:: DATA FOR THIS EXERCISE

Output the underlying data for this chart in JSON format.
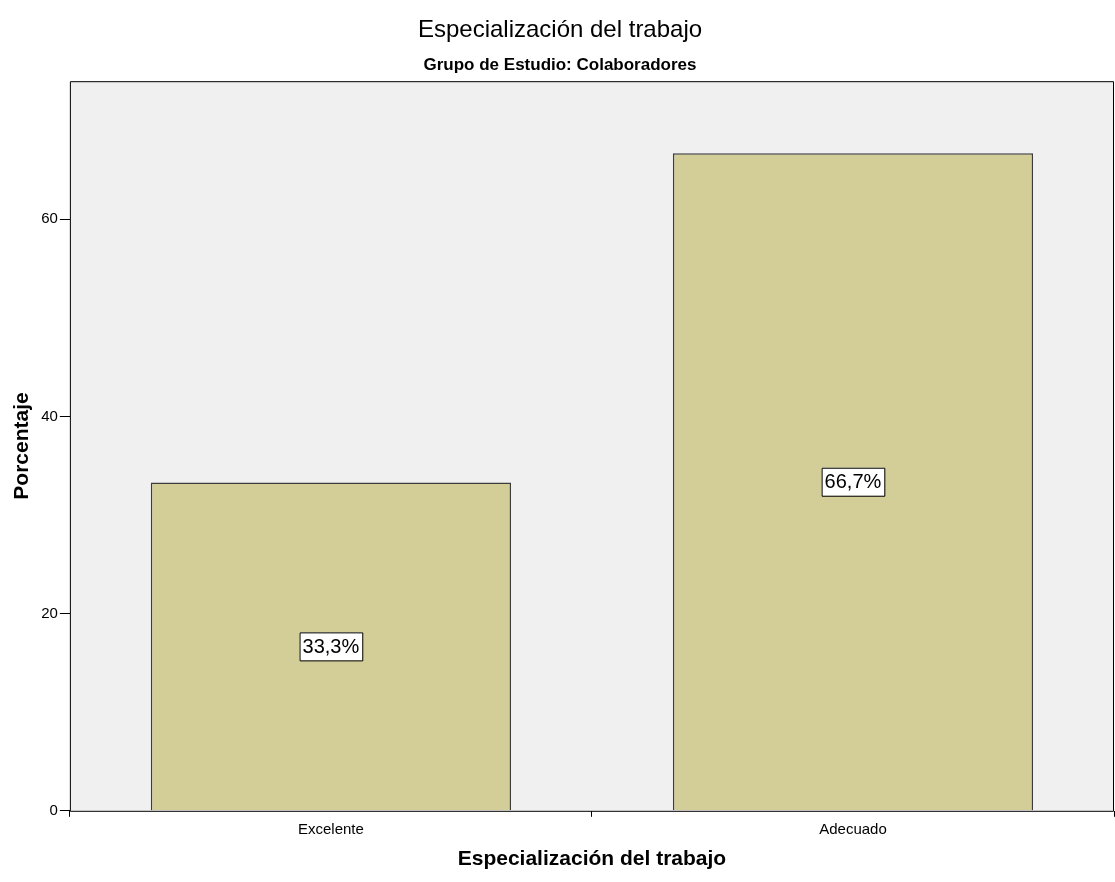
{
  "chart_data": {
    "type": "bar",
    "title": "Especialización del trabajo",
    "subtitle": "Grupo de Estudio: Colaboradores",
    "xlabel": "Especialización del trabajo",
    "ylabel": "Porcentaje",
    "categories": [
      "Excelente",
      "Adecuado"
    ],
    "values": [
      33.3,
      66.7
    ],
    "value_labels": [
      "33,3%",
      "66,7%"
    ],
    "color": "#d3ce98",
    "ylim": [
      0,
      74
    ],
    "yticks": [
      0,
      20,
      40,
      60
    ],
    "legend": false
  }
}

::::

Repeat the entries exactly and keep the pictures out of the copy.

**RESULT:**
Output the underlying data for this chart in JSON format.
{
  "chart_data": {
    "type": "bar",
    "title": "Especialización del trabajo",
    "subtitle": "Grupo de Estudio: Colaboradores",
    "xlabel": "Especialización del trabajo",
    "ylabel": "Porcentaje",
    "categories": [
      "Excelente",
      "Adecuado"
    ],
    "values": [
      33.3,
      66.7
    ],
    "value_labels": [
      "33,3%",
      "66,7%"
    ],
    "color": "#d3ce98",
    "ylim": [
      0,
      74
    ],
    "yticks": [
      0,
      20,
      40,
      60
    ],
    "legend": false
  }
}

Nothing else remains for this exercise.